* _Фрагмент текста_
====

Теодору Адорно приписывают фразу «После Освенцима нельзя писать стихов». Можно ли философствовать после ваучерной приватизации?
Прежде чем отвечать, — или демонстративно недоумевать по поводу постановки вопроса, — освежим в памяти смысл слов Адорно. Оставим при этом в стороне всё то, что можно сказать о послевоенной западной «антифашистской» мифологии, о «культе Освенцима», о его жрецах и служках, о самом Адорно. Не это нас интересует. Сосредоточимся на самой конструкции суждения, на ходе мысли.
Что, собственно, утверждается? «После Освенцима нельзя писать стихов». В каком смысле «нельзя»? Имел ли в виду автор, что после ужасов Освенцима стихи перестали интересовать читателя, пользоваться спросом? Ничуть не бывало: банальный житейский опыт убеждает нас в обратном.

====

* _Задание_
Перепишите часть текста о фразе Адорно от «Теодору Адорно приписывают» до «на ходе мысли.», заменив «философствовать» на «рассуждать». Приведённые далее записи взяты из другого источника.

====

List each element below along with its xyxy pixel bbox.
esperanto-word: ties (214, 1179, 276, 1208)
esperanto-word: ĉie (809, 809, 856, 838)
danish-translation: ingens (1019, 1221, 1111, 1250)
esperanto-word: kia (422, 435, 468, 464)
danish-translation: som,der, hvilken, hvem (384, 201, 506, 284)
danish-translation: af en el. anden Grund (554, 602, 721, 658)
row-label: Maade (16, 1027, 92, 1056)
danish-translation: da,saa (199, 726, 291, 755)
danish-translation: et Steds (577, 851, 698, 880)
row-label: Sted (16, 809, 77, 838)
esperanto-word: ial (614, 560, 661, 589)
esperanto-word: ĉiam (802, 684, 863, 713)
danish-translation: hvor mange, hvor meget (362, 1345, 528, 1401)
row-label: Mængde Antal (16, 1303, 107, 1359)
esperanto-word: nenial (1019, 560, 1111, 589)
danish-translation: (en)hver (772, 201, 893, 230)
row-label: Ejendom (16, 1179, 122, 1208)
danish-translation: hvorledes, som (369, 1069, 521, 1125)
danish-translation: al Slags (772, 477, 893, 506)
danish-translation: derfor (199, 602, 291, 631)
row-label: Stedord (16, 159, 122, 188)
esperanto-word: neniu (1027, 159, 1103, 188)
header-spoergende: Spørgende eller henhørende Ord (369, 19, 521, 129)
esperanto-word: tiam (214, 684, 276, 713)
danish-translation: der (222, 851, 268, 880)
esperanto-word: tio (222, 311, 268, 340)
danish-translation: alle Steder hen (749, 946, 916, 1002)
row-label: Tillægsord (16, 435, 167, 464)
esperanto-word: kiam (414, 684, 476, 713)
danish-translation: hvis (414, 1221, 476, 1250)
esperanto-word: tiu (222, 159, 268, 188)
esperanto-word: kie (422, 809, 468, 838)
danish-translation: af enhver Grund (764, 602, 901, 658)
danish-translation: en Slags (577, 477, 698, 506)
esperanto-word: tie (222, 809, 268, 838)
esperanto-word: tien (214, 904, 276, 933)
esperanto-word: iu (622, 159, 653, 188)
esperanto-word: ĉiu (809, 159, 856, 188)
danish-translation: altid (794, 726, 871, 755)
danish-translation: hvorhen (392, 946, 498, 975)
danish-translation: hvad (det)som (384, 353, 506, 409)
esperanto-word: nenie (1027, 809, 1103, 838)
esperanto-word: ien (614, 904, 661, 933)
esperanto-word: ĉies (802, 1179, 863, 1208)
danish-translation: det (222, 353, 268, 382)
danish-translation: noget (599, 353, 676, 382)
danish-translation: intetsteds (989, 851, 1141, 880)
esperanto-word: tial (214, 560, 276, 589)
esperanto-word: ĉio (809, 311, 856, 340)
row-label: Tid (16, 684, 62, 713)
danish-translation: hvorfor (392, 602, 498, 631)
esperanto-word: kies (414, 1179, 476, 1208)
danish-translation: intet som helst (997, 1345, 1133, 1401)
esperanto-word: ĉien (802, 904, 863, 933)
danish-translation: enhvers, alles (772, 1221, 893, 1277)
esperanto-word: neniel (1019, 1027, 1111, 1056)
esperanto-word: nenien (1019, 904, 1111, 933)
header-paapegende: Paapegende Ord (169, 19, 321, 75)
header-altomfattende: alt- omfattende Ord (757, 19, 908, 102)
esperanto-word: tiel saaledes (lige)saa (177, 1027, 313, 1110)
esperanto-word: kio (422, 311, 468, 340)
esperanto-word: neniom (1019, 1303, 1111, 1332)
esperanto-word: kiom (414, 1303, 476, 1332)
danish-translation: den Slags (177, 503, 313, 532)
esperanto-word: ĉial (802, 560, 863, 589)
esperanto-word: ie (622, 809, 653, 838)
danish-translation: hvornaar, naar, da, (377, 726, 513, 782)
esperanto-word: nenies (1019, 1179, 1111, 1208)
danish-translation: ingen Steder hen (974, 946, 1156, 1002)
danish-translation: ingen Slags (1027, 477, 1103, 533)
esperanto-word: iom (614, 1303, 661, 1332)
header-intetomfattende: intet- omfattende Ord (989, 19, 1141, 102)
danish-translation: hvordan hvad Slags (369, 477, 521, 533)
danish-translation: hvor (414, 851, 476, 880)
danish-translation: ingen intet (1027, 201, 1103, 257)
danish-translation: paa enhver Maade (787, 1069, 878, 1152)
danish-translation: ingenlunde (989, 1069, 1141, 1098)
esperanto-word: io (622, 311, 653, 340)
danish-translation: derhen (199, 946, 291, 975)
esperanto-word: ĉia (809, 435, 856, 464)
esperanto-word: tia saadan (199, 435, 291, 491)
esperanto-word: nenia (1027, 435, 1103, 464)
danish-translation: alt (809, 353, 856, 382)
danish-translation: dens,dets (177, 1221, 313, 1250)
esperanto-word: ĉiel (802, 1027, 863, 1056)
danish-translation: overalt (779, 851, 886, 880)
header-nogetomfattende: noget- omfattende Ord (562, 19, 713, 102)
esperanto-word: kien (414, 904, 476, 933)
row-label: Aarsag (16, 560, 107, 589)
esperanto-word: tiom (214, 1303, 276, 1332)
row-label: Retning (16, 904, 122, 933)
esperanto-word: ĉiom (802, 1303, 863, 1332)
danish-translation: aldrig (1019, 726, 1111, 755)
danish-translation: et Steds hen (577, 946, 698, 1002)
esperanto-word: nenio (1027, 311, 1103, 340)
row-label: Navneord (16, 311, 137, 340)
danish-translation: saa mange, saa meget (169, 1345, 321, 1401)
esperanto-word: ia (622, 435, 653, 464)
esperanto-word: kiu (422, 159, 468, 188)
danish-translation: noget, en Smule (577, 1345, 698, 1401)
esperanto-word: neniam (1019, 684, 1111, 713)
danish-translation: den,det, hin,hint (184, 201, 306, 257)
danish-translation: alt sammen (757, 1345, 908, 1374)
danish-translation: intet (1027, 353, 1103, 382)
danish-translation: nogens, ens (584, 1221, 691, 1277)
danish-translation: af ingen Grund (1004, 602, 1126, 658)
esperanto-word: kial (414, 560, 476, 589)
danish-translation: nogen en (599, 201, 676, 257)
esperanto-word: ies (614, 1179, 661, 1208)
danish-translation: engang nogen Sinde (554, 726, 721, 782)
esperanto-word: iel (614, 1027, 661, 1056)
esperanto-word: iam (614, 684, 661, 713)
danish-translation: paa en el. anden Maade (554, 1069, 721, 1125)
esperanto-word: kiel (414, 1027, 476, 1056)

====

* _Результат выполнения_
Теодору Адорно приписывают фразу «После Освенцима нельзя писать стихов». Можно ли рассуждать после ваучерной приватизации?
Прежде чем отвечать, — или демонстративно недоумевать по поводу постановки вопроса, — освежим в памяти смысл слов Адорно. Оставим при этом в стороне всё то, что можно сказать о послевоенной западной «антифашистской» мифологии, о «культе Освенцима», о его жрецах и служках, о самом Адорно. Не это нас интересует. Сосредоточимся на самой конструкции суждения, на ходе мысли.